- EXERCISE REQUIREMENTS
Which lines hold the word "Governmental"? Copy each of them.

Collection entries
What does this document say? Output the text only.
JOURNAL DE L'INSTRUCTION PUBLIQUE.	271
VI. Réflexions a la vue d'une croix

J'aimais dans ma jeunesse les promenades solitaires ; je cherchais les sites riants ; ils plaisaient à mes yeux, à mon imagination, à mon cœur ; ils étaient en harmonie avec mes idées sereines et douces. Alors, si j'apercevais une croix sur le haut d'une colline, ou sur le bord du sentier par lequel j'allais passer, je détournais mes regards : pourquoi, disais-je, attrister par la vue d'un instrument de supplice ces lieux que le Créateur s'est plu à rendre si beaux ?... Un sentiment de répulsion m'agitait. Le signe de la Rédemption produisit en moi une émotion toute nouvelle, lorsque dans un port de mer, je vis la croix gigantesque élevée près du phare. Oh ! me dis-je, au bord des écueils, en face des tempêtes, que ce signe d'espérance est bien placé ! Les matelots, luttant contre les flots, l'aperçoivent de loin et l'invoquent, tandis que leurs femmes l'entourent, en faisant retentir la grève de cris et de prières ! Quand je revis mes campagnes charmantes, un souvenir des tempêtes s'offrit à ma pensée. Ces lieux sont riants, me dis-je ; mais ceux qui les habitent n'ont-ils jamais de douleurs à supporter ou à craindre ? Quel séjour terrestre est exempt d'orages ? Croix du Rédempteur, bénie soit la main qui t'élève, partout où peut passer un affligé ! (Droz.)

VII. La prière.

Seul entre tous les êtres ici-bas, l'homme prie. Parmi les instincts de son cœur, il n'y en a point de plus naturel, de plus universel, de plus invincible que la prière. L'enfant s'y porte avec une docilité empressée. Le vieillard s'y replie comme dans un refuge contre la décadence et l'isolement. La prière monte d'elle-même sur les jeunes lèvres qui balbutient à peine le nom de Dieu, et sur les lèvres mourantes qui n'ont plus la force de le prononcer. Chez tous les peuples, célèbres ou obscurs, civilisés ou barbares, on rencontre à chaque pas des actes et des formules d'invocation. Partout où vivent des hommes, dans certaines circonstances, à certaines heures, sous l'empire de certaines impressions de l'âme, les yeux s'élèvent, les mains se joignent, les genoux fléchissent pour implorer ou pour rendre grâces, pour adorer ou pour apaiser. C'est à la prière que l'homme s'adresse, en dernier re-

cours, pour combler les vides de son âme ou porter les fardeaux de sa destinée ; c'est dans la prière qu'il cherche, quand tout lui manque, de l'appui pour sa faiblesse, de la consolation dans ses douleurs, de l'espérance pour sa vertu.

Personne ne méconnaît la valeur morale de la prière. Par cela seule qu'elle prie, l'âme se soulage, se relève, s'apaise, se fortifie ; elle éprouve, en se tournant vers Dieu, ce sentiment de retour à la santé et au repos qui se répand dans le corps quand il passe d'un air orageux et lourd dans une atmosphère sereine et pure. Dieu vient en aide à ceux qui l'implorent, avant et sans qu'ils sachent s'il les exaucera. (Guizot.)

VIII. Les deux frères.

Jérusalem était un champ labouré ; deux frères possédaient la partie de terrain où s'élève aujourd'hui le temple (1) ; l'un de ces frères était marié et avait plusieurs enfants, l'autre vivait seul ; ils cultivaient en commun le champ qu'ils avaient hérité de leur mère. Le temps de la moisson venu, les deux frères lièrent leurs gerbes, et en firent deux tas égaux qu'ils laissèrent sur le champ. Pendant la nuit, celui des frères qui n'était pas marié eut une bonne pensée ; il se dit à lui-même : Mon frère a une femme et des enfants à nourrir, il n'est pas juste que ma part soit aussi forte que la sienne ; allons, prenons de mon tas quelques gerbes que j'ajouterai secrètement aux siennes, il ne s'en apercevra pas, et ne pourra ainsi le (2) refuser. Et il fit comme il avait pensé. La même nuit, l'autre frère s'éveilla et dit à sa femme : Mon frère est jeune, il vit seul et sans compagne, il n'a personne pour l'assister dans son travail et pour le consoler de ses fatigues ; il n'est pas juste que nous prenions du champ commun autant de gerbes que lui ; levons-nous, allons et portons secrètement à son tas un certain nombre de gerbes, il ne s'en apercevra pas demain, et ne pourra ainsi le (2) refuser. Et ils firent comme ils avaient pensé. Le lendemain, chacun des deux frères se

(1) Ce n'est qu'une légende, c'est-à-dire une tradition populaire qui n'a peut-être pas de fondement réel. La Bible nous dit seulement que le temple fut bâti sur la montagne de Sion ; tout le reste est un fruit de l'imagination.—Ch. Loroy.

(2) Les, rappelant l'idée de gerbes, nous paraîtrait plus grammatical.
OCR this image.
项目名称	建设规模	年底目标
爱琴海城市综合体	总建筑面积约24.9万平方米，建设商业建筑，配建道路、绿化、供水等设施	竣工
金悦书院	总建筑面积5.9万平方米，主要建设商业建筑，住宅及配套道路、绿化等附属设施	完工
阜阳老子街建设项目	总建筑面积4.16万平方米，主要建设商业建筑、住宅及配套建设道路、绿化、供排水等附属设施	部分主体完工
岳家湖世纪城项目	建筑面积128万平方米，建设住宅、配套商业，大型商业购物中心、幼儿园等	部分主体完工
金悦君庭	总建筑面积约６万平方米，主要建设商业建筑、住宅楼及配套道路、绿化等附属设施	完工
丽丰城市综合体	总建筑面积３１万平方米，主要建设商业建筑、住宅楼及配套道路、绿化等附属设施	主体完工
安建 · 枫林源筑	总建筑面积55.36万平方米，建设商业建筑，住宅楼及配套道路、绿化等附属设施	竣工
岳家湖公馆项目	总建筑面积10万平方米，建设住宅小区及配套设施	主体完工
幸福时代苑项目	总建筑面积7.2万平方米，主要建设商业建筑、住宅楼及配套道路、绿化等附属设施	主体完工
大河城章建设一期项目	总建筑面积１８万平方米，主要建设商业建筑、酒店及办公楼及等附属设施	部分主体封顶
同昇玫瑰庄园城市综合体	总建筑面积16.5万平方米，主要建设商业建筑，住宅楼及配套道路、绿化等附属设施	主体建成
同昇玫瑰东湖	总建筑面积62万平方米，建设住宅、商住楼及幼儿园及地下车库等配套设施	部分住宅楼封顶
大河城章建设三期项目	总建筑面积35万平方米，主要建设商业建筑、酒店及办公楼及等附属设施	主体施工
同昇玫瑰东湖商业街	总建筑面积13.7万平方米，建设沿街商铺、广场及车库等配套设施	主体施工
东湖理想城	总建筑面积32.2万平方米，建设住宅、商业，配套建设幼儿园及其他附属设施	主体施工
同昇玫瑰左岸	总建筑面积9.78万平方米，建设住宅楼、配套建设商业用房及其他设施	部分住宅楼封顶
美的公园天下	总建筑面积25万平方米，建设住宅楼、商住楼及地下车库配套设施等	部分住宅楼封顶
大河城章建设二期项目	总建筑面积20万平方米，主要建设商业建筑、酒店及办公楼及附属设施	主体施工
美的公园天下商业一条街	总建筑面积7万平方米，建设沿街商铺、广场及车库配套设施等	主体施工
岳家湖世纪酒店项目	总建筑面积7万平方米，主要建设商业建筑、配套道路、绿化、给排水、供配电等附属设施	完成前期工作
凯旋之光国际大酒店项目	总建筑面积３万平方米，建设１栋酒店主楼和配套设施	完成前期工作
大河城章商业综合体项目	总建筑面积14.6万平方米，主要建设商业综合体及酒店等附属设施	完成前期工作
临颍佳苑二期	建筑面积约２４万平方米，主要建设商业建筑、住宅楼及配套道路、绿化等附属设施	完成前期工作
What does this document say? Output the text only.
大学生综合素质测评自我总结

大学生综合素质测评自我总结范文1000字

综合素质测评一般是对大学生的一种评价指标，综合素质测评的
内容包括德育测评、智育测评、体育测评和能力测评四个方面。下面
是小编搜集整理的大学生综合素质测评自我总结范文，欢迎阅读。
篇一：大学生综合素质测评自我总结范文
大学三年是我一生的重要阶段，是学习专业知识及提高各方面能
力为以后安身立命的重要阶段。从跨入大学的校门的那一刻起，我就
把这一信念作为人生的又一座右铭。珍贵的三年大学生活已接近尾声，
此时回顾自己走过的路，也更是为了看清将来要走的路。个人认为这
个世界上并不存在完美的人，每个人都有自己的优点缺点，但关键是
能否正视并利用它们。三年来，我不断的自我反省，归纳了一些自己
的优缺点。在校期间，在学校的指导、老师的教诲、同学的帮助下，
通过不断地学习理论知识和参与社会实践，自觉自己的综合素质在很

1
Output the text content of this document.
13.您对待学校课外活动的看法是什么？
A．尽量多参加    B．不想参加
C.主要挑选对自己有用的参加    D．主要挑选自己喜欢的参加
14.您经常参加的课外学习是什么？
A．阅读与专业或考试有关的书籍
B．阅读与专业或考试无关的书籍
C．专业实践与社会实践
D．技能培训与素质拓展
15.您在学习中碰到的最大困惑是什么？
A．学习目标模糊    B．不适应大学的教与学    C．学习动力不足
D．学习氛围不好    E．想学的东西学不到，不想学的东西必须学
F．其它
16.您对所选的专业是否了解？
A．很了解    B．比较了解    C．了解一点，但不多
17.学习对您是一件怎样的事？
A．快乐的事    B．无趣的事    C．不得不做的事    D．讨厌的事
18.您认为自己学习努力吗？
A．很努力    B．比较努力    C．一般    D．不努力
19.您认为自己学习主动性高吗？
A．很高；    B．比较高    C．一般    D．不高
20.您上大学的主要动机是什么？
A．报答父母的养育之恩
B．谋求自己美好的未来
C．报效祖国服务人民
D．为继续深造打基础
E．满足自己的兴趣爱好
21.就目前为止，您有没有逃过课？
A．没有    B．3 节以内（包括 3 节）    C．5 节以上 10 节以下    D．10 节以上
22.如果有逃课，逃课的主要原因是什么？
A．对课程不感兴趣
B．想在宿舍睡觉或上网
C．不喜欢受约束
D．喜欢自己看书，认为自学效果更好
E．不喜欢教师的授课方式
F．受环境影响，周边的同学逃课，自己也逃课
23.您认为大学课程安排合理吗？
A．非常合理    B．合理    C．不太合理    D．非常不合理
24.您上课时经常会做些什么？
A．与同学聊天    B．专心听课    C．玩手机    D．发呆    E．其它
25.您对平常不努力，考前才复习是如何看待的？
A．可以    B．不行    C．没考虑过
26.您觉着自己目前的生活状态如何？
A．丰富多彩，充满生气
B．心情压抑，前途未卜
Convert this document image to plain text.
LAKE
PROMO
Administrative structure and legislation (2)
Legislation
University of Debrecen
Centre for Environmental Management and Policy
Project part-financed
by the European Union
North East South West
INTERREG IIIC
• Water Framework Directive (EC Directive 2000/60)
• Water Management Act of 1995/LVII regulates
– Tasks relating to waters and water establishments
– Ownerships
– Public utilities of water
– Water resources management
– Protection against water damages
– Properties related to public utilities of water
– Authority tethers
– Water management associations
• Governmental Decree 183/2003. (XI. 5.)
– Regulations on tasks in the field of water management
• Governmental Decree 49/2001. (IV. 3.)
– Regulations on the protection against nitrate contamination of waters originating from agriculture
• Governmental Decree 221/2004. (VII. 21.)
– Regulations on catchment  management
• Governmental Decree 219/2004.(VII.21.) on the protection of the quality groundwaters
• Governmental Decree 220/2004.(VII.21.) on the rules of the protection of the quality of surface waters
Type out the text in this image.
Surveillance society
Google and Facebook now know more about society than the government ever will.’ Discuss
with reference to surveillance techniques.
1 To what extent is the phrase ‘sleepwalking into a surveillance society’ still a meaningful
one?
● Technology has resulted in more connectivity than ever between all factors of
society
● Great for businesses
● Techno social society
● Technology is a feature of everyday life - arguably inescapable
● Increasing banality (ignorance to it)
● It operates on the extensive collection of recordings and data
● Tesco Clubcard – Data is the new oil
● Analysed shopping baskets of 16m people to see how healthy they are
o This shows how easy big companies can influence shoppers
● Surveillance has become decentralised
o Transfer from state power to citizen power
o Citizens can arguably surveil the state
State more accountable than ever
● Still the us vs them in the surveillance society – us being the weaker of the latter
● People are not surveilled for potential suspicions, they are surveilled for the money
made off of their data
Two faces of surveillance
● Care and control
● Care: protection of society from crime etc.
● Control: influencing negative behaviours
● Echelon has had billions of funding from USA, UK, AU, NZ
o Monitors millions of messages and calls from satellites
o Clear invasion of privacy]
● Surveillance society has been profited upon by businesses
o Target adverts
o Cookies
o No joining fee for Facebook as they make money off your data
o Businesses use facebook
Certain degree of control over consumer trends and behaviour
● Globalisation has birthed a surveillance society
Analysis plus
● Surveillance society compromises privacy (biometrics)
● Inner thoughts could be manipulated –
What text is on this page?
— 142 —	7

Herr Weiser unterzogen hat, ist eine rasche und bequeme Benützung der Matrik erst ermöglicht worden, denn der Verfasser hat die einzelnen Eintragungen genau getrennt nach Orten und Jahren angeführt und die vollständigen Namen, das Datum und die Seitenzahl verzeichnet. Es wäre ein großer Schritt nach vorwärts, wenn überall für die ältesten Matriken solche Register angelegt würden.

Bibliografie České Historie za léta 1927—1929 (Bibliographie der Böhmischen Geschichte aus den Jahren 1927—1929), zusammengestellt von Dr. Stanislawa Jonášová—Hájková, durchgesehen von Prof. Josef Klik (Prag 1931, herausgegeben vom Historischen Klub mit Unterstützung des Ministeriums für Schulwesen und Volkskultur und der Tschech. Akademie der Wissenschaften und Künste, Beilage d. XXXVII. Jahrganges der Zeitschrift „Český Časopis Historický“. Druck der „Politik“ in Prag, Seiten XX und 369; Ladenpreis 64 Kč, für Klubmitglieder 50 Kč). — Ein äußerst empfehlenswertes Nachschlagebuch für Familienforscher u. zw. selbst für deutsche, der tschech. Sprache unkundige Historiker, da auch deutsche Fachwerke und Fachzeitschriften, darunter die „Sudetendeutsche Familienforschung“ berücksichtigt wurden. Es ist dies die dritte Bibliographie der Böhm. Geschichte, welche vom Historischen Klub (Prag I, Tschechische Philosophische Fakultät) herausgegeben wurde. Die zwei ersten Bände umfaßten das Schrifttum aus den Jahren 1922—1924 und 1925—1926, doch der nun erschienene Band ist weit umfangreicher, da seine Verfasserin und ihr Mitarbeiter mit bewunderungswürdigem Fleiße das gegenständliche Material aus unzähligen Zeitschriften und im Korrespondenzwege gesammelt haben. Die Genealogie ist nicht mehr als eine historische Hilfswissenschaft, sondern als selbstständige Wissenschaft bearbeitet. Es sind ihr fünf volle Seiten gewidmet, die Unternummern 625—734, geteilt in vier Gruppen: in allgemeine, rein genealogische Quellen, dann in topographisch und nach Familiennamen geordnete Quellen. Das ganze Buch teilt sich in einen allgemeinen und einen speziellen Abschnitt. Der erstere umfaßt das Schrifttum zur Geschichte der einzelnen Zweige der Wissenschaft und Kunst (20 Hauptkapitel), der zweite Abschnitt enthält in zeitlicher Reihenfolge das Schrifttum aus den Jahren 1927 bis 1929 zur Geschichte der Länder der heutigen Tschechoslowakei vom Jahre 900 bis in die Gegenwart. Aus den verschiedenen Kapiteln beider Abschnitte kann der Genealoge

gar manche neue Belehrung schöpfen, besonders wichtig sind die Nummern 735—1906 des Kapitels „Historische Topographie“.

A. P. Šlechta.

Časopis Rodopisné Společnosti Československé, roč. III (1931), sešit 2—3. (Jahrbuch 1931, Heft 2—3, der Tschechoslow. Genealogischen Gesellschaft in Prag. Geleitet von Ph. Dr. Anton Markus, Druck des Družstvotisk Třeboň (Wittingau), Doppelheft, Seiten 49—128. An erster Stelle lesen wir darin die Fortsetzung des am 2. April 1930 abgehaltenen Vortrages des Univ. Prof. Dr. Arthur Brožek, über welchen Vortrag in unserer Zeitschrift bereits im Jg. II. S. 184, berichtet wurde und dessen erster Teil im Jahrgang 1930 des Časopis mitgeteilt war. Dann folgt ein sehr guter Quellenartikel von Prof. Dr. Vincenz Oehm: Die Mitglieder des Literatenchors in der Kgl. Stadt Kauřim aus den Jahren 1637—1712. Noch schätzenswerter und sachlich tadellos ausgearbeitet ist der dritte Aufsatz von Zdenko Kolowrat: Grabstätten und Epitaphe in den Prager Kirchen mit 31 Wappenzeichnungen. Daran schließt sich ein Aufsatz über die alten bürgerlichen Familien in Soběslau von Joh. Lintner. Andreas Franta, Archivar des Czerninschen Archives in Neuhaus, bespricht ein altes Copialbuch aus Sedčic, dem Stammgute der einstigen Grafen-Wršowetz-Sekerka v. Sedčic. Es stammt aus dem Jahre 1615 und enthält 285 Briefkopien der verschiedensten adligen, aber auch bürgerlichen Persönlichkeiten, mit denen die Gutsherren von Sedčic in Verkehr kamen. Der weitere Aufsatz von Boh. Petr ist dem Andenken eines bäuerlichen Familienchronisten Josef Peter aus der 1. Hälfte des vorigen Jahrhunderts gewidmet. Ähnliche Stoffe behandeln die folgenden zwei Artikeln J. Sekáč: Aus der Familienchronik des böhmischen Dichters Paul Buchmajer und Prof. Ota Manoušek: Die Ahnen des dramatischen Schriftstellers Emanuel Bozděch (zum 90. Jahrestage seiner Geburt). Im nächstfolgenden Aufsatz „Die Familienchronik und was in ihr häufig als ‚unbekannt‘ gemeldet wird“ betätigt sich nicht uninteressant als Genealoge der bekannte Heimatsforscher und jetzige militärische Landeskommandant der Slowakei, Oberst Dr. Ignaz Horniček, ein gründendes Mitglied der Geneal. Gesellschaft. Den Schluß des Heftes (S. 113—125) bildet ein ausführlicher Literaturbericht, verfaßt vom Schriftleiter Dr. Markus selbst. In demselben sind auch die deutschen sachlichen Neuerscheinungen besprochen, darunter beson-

- THE ANSWER
• Governmental Decree 183/2003. (XI. 5.)
• Governmental Decree 49/2001. (IV. 3.)
• Governmental Decree 221/2004. (VII. 21.)
• Governmental Decree 219/2004.(VII.21.) on the protection of the quality groundwaters
• Governmental Decree 220/2004.(VII.21.) on the rules of the protection of the quality of surface waters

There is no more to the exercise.